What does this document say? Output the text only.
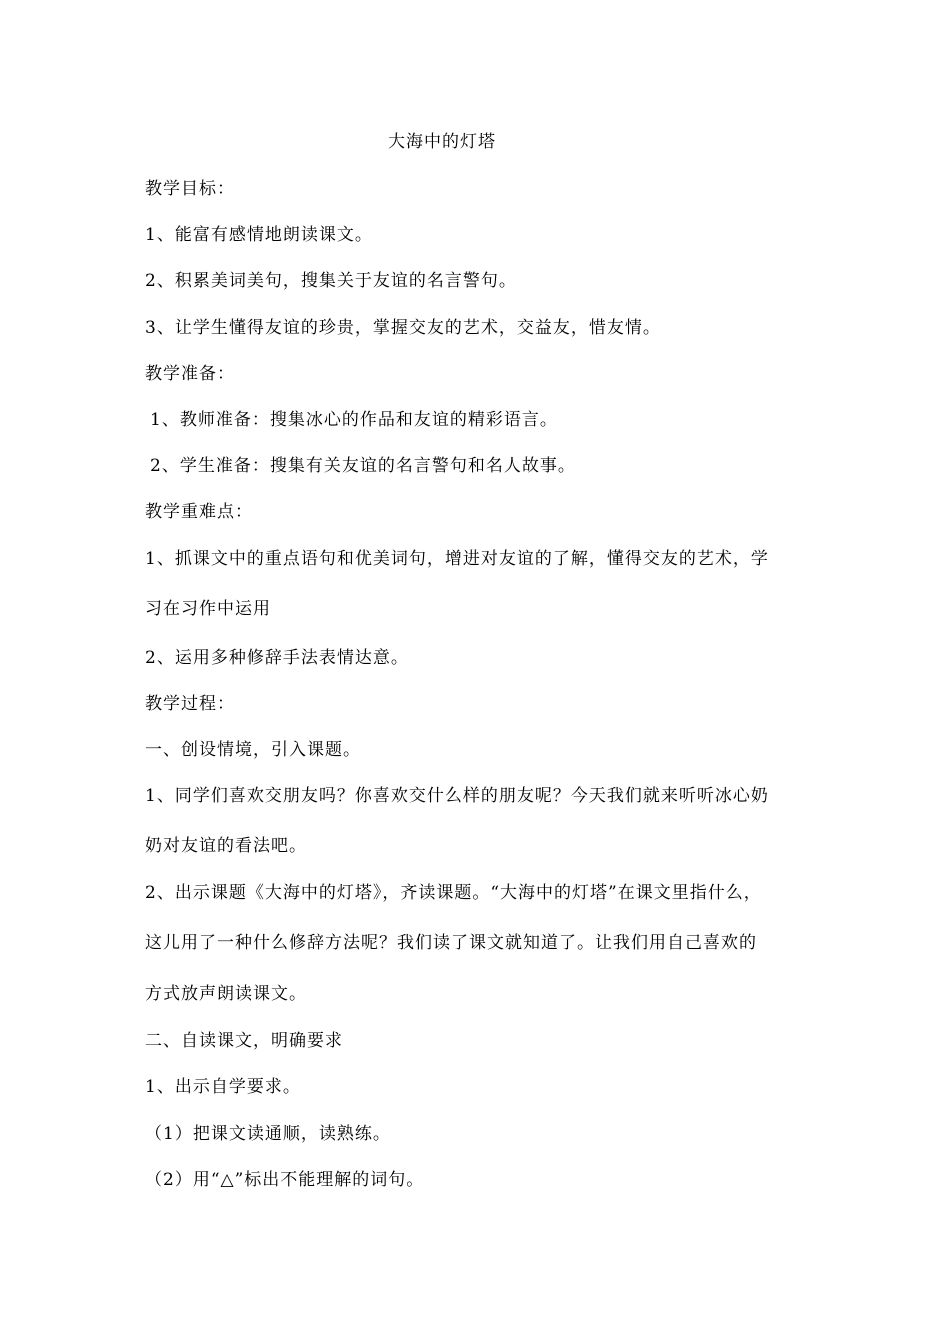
大海中的灯塔
教学目标：
1、能富有感情地朗读课文。
2、积累美词美句，搜集关于友谊的名言警句。
3、让学生懂得友谊的珍贵，掌握交友的艺术，交益友，惜友情。
教学准备：
1、教师准备：搜集冰心的作品和友谊的精彩语言。
2、学生准备：搜集有关友谊的名言警句和名人故事。
教学重难点：
1、抓课文中的重点语句和优美词句，增进对友谊的了解，懂得交友的艺术，学
习在习作中运用
2、运用多种修辞手法表情达意。
教学过程：
一、创设情境，引入课题。
1、同学们喜欢交朋友吗？你喜欢交什么样的朋友呢？今天我们就来听听冰心奶
奶对友谊的看法吧。
2、出示课题《大海中的灯塔》，齐读课题。“大海中的灯塔”在课文里指什么，
这儿用了一种什么修辞方法呢？我们读了课文就知道了。让我们用自己喜欢的
方式放声朗读课文。
二、自读课文，明确要求
1、出示自学要求。
（1）把课文读通顺，读熟练。
（2）用“△”标出不能理解的词句。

> Exercise instructions:
Copy out every line of the listing that contains the string "大海中的灯塔".

> Answer below:
大海中的灯塔
2、出示课题《大海中的灯塔》，齐读课题。“大海中的灯塔”在课文里指什么，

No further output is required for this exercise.